#### Provided information ####
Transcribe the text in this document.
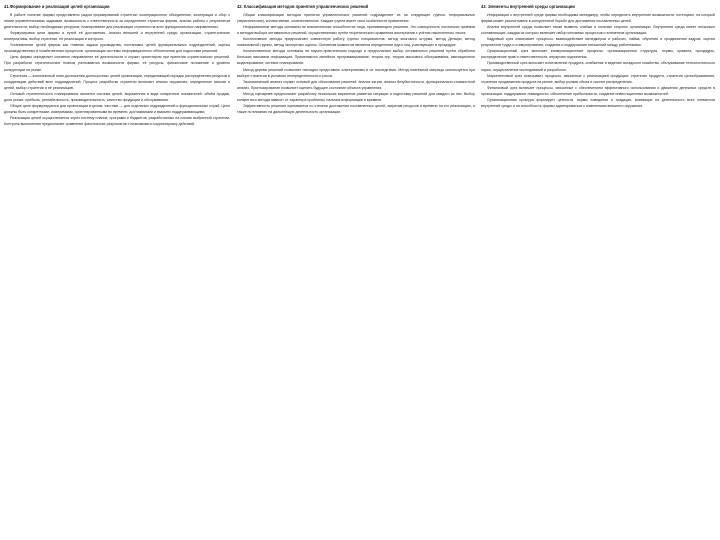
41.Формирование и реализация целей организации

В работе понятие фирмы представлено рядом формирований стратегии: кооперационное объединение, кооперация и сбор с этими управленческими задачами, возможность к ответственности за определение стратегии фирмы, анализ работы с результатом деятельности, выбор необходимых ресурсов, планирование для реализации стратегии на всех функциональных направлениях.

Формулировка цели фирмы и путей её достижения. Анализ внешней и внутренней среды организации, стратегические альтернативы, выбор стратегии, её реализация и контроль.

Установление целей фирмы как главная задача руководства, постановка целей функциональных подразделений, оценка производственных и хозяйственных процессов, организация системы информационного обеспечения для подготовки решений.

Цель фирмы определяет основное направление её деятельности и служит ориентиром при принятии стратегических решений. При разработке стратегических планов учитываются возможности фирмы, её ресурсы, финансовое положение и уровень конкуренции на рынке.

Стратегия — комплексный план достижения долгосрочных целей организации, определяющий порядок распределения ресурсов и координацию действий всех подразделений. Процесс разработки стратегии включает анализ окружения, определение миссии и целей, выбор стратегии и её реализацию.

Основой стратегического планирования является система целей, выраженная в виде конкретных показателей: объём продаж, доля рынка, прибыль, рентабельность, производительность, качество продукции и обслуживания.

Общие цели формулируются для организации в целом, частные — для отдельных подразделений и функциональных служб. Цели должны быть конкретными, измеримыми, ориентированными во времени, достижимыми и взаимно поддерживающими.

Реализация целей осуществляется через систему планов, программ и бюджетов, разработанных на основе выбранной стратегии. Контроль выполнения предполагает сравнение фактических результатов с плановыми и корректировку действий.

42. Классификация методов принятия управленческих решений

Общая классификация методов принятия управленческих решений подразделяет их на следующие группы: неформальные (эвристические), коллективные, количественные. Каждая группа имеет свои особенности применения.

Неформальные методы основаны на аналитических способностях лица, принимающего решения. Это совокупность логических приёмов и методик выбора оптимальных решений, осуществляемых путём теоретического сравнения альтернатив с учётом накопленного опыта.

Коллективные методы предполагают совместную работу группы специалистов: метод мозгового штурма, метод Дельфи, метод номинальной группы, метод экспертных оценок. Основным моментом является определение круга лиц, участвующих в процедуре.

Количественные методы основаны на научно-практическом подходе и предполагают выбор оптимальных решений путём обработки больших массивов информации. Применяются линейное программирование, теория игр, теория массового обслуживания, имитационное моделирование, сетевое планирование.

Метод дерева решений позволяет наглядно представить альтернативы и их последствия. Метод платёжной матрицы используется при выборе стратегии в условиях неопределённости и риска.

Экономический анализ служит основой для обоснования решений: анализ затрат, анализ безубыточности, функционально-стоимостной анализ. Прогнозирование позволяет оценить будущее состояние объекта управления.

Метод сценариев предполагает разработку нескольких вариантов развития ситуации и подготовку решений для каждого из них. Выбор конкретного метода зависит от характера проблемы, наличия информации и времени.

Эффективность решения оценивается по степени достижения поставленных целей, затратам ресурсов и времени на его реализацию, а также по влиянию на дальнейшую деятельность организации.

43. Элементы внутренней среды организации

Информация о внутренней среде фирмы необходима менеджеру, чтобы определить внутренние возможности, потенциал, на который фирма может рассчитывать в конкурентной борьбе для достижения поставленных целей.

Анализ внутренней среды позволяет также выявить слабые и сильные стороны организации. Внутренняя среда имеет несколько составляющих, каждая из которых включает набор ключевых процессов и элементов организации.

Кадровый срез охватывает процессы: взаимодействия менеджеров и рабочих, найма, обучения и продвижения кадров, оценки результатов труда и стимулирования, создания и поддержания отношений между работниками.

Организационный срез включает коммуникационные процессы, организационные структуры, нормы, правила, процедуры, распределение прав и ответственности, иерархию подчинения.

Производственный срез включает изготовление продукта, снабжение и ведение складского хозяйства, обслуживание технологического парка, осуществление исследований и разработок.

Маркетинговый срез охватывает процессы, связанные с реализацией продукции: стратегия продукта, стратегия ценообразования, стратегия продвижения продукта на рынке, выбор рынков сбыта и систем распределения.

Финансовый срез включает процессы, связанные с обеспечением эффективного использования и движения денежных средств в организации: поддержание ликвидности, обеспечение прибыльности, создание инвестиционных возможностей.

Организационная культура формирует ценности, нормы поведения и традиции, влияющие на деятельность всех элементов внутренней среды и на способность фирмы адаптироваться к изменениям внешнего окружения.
####
*What you should do*
Quote all the records verbatim, dropping any pictures from your copy.

*Answer for this exercise*
Transcribe the text in this document.
41.Формирование и реализация целей организации

В работе понятие фирмы представлено рядом формирований стратегии: кооперационное объединение, кооперация и сбор с этими управленческими задачами, возможность к ответственности за определение стратегии фирмы, анализ работы с результатом деятельности, выбор необходимых ресурсов, планирование для реализации стратегии на всех функциональных направлениях.

Формулировка цели фирмы и путей её достижения. Анализ внешней и внутренней среды организации, стратегические альтернативы, выбор стратегии, её реализация и контроль.

Установление целей фирмы как главная задача руководства, постановка целей функциональных подразделений, оценка производственных и хозяйственных процессов, организация системы информационного обеспечения для подготовки решений.

Цель фирмы определяет основное направление её деятельности и служит ориентиром при принятии стратегических решений. При разработке стратегических планов учитываются возможности фирмы, её ресурсы, финансовое положение и уровень конкуренции на рынке.

Стратегия — комплексный план достижения долгосрочных целей организации, определяющий порядок распределения ресурсов и координацию действий всех подразделений. Процесс разработки стратегии включает анализ окружения, определение миссии и целей, выбор стратегии и её реализацию.

Основой стратегического планирования является система целей, выраженная в виде конкретных показателей: объём продаж, доля рынка, прибыль, рентабельность, производительность, качество продукции и обслуживания.

Общие цели формулируются для организации в целом, частные — для отдельных подразделений и функциональных служб. Цели должны быть конкретными, измеримыми, ориентированными во времени, достижимыми и взаимно поддерживающими.

Реализация целей осуществляется через систему планов, программ и бюджетов, разработанных на основе выбранной стратегии. Контроль выполнения предполагает сравнение фактических результатов с плановыми и корректировку действий.

42. Классификация методов принятия управленческих решений

Общая классификация методов принятия управленческих решений подразделяет их на следующие группы: неформальные (эвристические), коллективные, количественные. Каждая группа имеет свои особенности применения.

Неформальные методы основаны на аналитических способностях лица, принимающего решения. Это совокупность логических приёмов и методик выбора оптимальных решений, осуществляемых путём теоретического сравнения альтернатив с учётом накопленного опыта.

Коллективные методы предполагают совместную работу группы специалистов: метод мозгового штурма, метод Дельфи, метод номинальной группы, метод экспертных оценок. Основным моментом является определение круга лиц, участвующих в процедуре.

Количественные методы основаны на научно-практическом подходе и предполагают выбор оптимальных решений путём обработки больших массивов информации. Применяются линейное программирование, теория игр, теория массового обслуживания, имитационное моделирование, сетевое планирование.

Метод дерева решений позволяет наглядно представить альтернативы и их последствия. Метод платёжной матрицы используется при выборе стратегии в условиях неопределённости и риска.

Экономический анализ служит основой для обоснования решений: анализ затрат, анализ безубыточности, функционально-стоимостной анализ. Прогнозирование позволяет оценить будущее состояние объекта управления.

Метод сценариев предполагает разработку нескольких вариантов развития ситуации и подготовку решений для каждого из них. Выбор конкретного метода зависит от характера проблемы, наличия информации и времени.

Эффективность решения оценивается по степени достижения поставленных целей, затратам ресурсов и времени на его реализацию, а также по влиянию на дальнейшую деятельность организации.

43. Элементы внутренней среды организации

Информация о внутренней среде фирмы необходима менеджеру, чтобы определить внутренние возможности, потенциал, на который фирма может рассчитывать в конкурентной борьбе для достижения поставленных целей.

Анализ внутренней среды позволяет также выявить слабые и сильные стороны организации. Внутренняя среда имеет несколько составляющих, каждая из которых включает набор ключевых процессов и элементов организации.

Кадровый срез охватывает процессы: взаимодействия менеджеров и рабочих, найма, обучения и продвижения кадров, оценки результатов труда и стимулирования, создания и поддержания отношений между работниками.

Организационный срез включает коммуникационные процессы, организационные структуры, нормы, правила, процедуры, распределение прав и ответственности, иерархию подчинения.

Производственный срез включает изготовление продукта, снабжение и ведение складского хозяйства, обслуживание технологического парка, осуществление исследований и разработок.

Маркетинговый срез охватывает процессы, связанные с реализацией продукции: стратегия продукта, стратегия ценообразования, стратегия продвижения продукта на рынке, выбор рынков сбыта и систем распределения.

Финансовый срез включает процессы, связанные с обеспечением эффективного использования и движения денежных средств в организации: поддержание ликвидности, обеспечение прибыльности, создание инвестиционных возможностей.

Организационная культура формирует ценности, нормы поведения и традиции, влияющие на деятельность всех элементов внутренней среды и на способность фирмы адаптироваться к изменениям внешнего окружения.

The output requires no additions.